Here’s a look at five Sooners who Texas fans love to hate. Truthfully, the list is much longer than five, and lots of Oklahoma standouts could’ve made this list.
Adrian Peterson turned down Texas and then tore its defense apart. Kenny Stills is only a junior and already Texas fans can’t stand him. Bob Stoops could easily earn a spot on it for beating the Longhorns in eight of the last 12 years.
But these five set themselves apart from the rest with big-time performances and, in the case of a few, a whole lot of trash talk. These are the five that Longhorns fans truly loathe.
No need to describe why. Texas fans won’t soon forget his “Superman” dive, can’t erase how the safety flew over the Longhorns line like a missile and forced Chris Simms’ game-clinching pick-six to Teddy Lehman, springing Oklahoma to a 14-3 victory and win No. 2 of a five-year win streak in the Red River Rivalry. Williams also picked off a Simms pass that afternoon and recorded a sack during OU’s win in 2000.
A diminutive 5-foot-7 back from Houston’s Nimitz High, Griffin tied an NCAA rushing record against Texas in 2000 despite running for only 87 yards. His six rushing touchdowns -- none from longer than 8 yards -- helped power a 63-14 whooping in which OU scored the game’s first 42 points. As a senior two years later, Griffin burned the Longhorns for 250 rushing yards and scored two fourth-quarter touchdowns in a 35-24 victory.

### EXERCISE TASKS
[1] In the text about Sooners that Texas fans hate, how many rushing yards did Griffin gain against the Longhorns as a senior?
[2] Quote the text about Sooners that Texas fans hate word for word, everything from "Adrian Peterson turned" down to "win in 2000.".
Answer using only the text about Sooners that Texas fans hate.

### DATA LISTING

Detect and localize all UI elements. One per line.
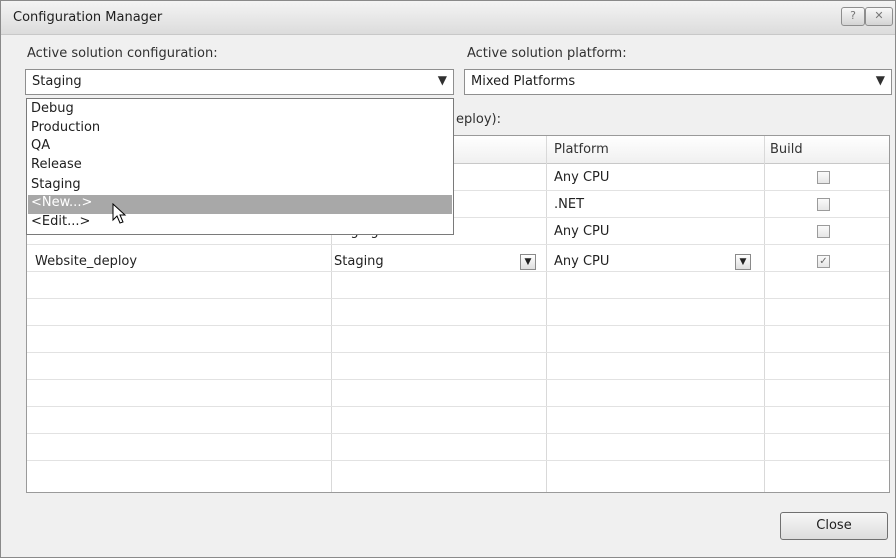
active-configuration-label: Active solution configuration: bbox=[27, 46, 218, 61]
project-contexts-label: eploy): bbox=[456, 112, 501, 127]
row-divider bbox=[27, 379, 889, 380]
dropdown-option-debug[interactable]: Debug bbox=[31, 101, 74, 116]
configuration-manager-window: Configuration Manager ? ✕ Active solutio… bbox=[0, 0, 896, 558]
dropdown-option-release[interactable]: Release bbox=[31, 157, 82, 172]
dropdown-option-production[interactable]: Production bbox=[31, 120, 100, 135]
configuration-dropdown-list: Debug Production QA Release Staging <New… bbox=[26, 98, 454, 235]
row-divider bbox=[27, 433, 889, 434]
active-configuration-dropdown[interactable]: Staging ▼ bbox=[25, 69, 454, 95]
dropdown-option-qa[interactable]: QA bbox=[31, 138, 50, 153]
dropdown-option-new[interactable]: <New...> bbox=[28, 195, 452, 214]
row-platform[interactable]: Any CPU bbox=[554, 224, 609, 239]
row-divider bbox=[27, 352, 889, 353]
window-title: Configuration Manager bbox=[13, 10, 163, 25]
configuration-dropdown-button[interactable]: ▼ bbox=[520, 254, 536, 270]
row-divider bbox=[27, 460, 889, 461]
window-close-button[interactable]: ✕ bbox=[865, 7, 893, 26]
build-checkbox-checked[interactable]: ✓ bbox=[817, 255, 830, 268]
row-project-name: Website_deploy bbox=[35, 254, 138, 269]
row-divider bbox=[27, 271, 889, 272]
row-divider bbox=[27, 325, 889, 326]
active-platform-label: Active solution platform: bbox=[467, 46, 627, 61]
dropdown-option-staging[interactable]: Staging bbox=[31, 177, 81, 192]
active-configuration-value: Staging bbox=[32, 74, 82, 89]
row-divider bbox=[27, 298, 889, 299]
active-platform-value: Mixed Platforms bbox=[471, 74, 576, 89]
row-divider bbox=[27, 244, 889, 245]
column-header-platform[interactable]: Platform bbox=[554, 142, 609, 157]
row-configuration[interactable]: Staging bbox=[334, 254, 384, 269]
title-bar: Configuration Manager ? ✕ bbox=[1, 1, 895, 35]
chevron-down-icon: ▼ bbox=[875, 73, 885, 87]
row-platform[interactable]: .NET bbox=[554, 197, 584, 212]
platform-dropdown-button[interactable]: ▼ bbox=[735, 254, 751, 270]
active-platform-dropdown[interactable]: Mixed Platforms ▼ bbox=[464, 69, 892, 95]
build-checkbox[interactable] bbox=[817, 198, 830, 211]
row-platform[interactable]: Any CPU bbox=[554, 254, 609, 269]
help-button[interactable]: ? bbox=[841, 7, 865, 26]
row-divider bbox=[27, 406, 889, 407]
build-checkbox[interactable] bbox=[817, 225, 830, 238]
dropdown-option-edit[interactable]: <Edit...> bbox=[31, 214, 90, 229]
row-platform[interactable]: Any CPU bbox=[554, 170, 609, 185]
mouse-pointer-icon bbox=[112, 203, 127, 224]
build-checkbox[interactable] bbox=[817, 171, 830, 184]
chevron-down-icon: ▼ bbox=[437, 73, 447, 87]
column-header-build[interactable]: Build bbox=[770, 142, 803, 157]
close-button[interactable]: Close bbox=[780, 512, 888, 540]
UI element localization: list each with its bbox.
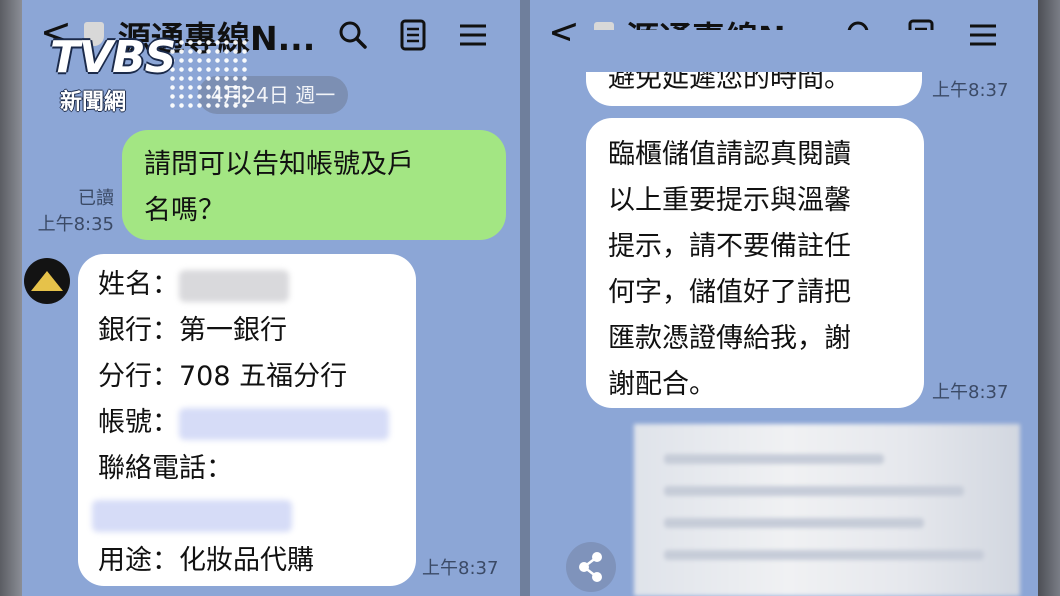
video-frame-right — [1038, 0, 1060, 596]
blurred-receipt-image[interactable] — [634, 424, 1020, 596]
logo-dot-pattern — [168, 38, 248, 108]
menu-icon[interactable] — [456, 18, 490, 52]
logo-subtitle: 新聞網 — [60, 90, 127, 115]
redacted-phone — [92, 499, 292, 532]
notes-icon[interactable] — [396, 18, 430, 52]
message-line — [92, 492, 416, 538]
redacted-name — [179, 269, 289, 302]
blurred-text-line — [664, 454, 884, 464]
account-label: 帳號： — [98, 407, 179, 438]
blurred-text-line — [664, 518, 924, 528]
avatar[interactable] — [24, 258, 70, 304]
message-line: 謝配合。 — [608, 369, 716, 400]
header-overlap — [570, 30, 940, 72]
message-time: 上午8:35 — [37, 214, 114, 235]
message-line: 何字，儲值好了請把 — [608, 277, 851, 308]
redacted-account — [179, 407, 389, 440]
message-line: 提示，請不要備註任 — [608, 231, 851, 262]
message-line: 帳號： — [98, 400, 416, 446]
message-line: 臨櫃儲值請認真閱讀 — [608, 139, 851, 170]
bank-line: 銀行：第一銀行 — [98, 315, 287, 346]
video-frame-left — [0, 0, 22, 596]
left-chat-screen: < 源通專線N... 4月24日 週一 請問可以告知帳號及戶 名嗎？ 已讀 上午… — [22, 0, 520, 596]
message-time: 上午8:37 — [932, 382, 1009, 403]
purpose-line: 用途：化妝品代購 — [98, 545, 314, 576]
share-icon — [579, 552, 602, 582]
message-time: 上午8:37 — [422, 558, 499, 579]
message-time: 上午8:37 — [932, 80, 1009, 101]
message-line: 以上重要提示與溫馨 — [608, 185, 851, 216]
share-button[interactable] — [566, 542, 616, 592]
received-message-bubble[interactable]: 臨櫃儲值請認真閱讀 以上重要提示與溫馨 提示，請不要備註任 何字，儲值好了請把 … — [586, 118, 924, 408]
right-chat-screen: < 源通專線N... 避免延遲您的時間。 上午8:37 臨櫃儲值請認真閱讀 以上… — [530, 0, 1038, 596]
search-icon[interactable] — [336, 18, 370, 52]
name-label: 姓名： — [98, 269, 179, 300]
branch-line: 分行：708 五福分行 — [98, 361, 348, 392]
phone-label: 聯絡電話： — [98, 453, 233, 484]
message-line: 姓名： — [98, 262, 416, 308]
received-message-bubble[interactable]: 姓名： 銀行：第一銀行 分行：708 五福分行 帳號： 聯絡電話： 用途：化妝品… — [78, 254, 416, 586]
read-receipt: 已讀 — [78, 188, 114, 209]
blurred-text-line — [664, 486, 964, 496]
message-line: 請問可以告知帳號及戶 — [144, 149, 414, 180]
sent-message-bubble[interactable]: 請問可以告知帳號及戶 名嗎？ — [122, 130, 506, 240]
menu-icon[interactable] — [966, 18, 1000, 52]
logo-wordmark: TVBS — [50, 32, 176, 83]
blurred-text-line — [664, 550, 984, 560]
avatar-logo-icon — [31, 271, 63, 291]
tvbs-logo: TVBS 新聞網 — [50, 32, 248, 122]
message-line: 名嗎？ — [144, 195, 225, 226]
message-line: 匯款憑證傳給我，謝 — [608, 323, 851, 354]
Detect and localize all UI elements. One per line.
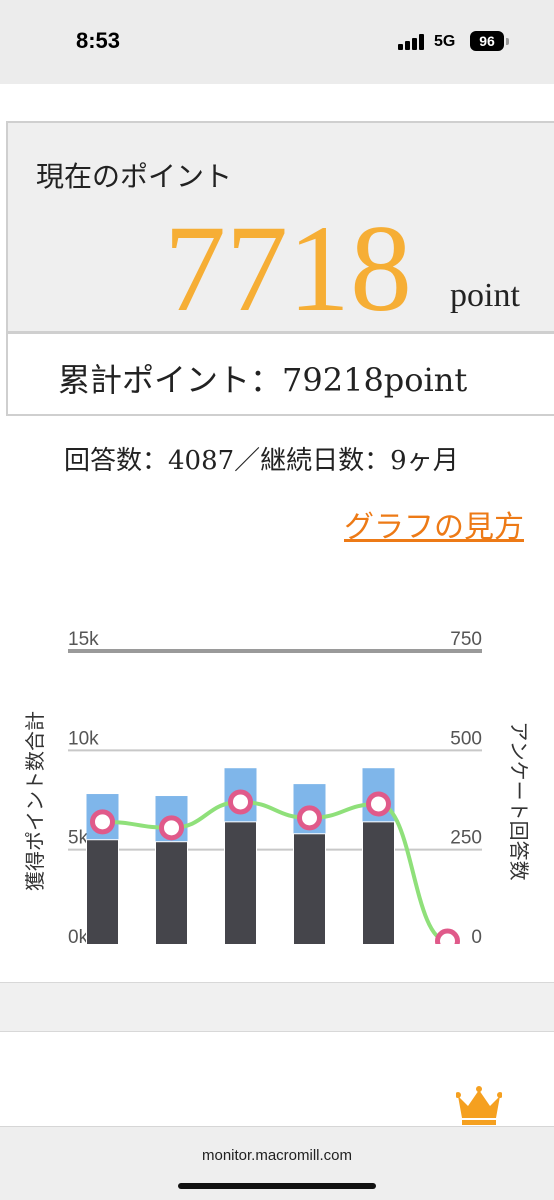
line-point [228, 789, 253, 815]
browser-url-bar[interactable]: monitor.macromill.com [0, 1126, 554, 1200]
y-tick-label: 15k [68, 629, 99, 650]
crown-icon [456, 1086, 502, 1125]
status-bar: 8:53 5G 96 [0, 0, 554, 84]
y2-tick-label: 500 [450, 728, 482, 749]
line-point [159, 815, 184, 841]
y-tick-label: 0k [68, 927, 89, 944]
bar-dark [155, 841, 188, 944]
network-label: 5G [434, 33, 456, 50]
bar-dark [224, 821, 257, 944]
current-points-unit: point [450, 277, 520, 314]
y2-tick-label: 0 [471, 927, 482, 944]
y2-tick-label: 750 [450, 629, 482, 650]
y-axis-label: 獲得ポイント数合計 [23, 711, 47, 891]
status-time: 8:53 [76, 28, 121, 53]
y-tick-label: 5k [68, 828, 89, 849]
line-point [435, 928, 460, 944]
battery-icon: 96 [470, 31, 504, 51]
line-point [366, 791, 391, 817]
current-points-value: 7718 [164, 200, 412, 337]
y2-axis-label: アンケート回答数 [507, 721, 531, 880]
home-indicator [178, 1183, 376, 1189]
bar-dark [293, 833, 326, 944]
line-point [90, 809, 115, 835]
series-line [102, 799, 448, 944]
signal-icon [398, 34, 426, 50]
y-tick-label: 10k [68, 728, 99, 749]
url-text: monitor.macromill.com [201, 1147, 353, 1164]
total-points-box: 累計ポイント：79218point [6, 332, 554, 416]
current-points-box: 現在のポイント 7718 point [6, 121, 554, 333]
total-points-text: 累計ポイント：79218point [58, 361, 468, 399]
line-point [297, 805, 322, 831]
answer-stats: 回答数：4087／継続日数：9ヶ月 [64, 446, 459, 476]
section-divider [0, 982, 554, 1032]
bar-dark [86, 839, 119, 944]
current-points-label: 現在のポイント [36, 160, 233, 193]
points-chart: 0k5k10k15k02505007506月7月8月9月10月11月獲得ポイント… [23, 629, 531, 944]
y2-tick-label: 250 [450, 828, 482, 849]
page-content: 現在のポイント 7718 point 累計ポイント：79218point 回答数… [0, 84, 554, 982]
bar-dark [362, 821, 395, 944]
battery-tip [506, 38, 509, 45]
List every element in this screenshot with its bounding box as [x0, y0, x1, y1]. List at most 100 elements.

### TASK-BY-TASK RESULTS
[1] 250 rushing yards.

[2]
Adrian Peterson turned down Texas and then tore its defense apart. Kenny Stills is only a junior and already Texas fans can’t stand him. Bob Stoops could easily earn a spot on it for beating the Longhorns in eight of the last 12 years.
But these five set themselves apart from the rest with big-time performances and, in the case of a few, a whole lot of trash talk. These are the five that Longhorns fans truly loathe.
No need to describe why. Texas fans won’t soon forget his “Superman” dive, can’t erase how the safety flew over the Longhorns line like a missile and forced Chris Simms’ game-clinching pick-six to Teddy Lehman, springing Oklahoma to a 14-3 victory and win No. 2 of a five-year win streak in the Red River Rivalry. Williams also picked off a Simms pass that afternoon and recorded a sack during OU’s win in 2000.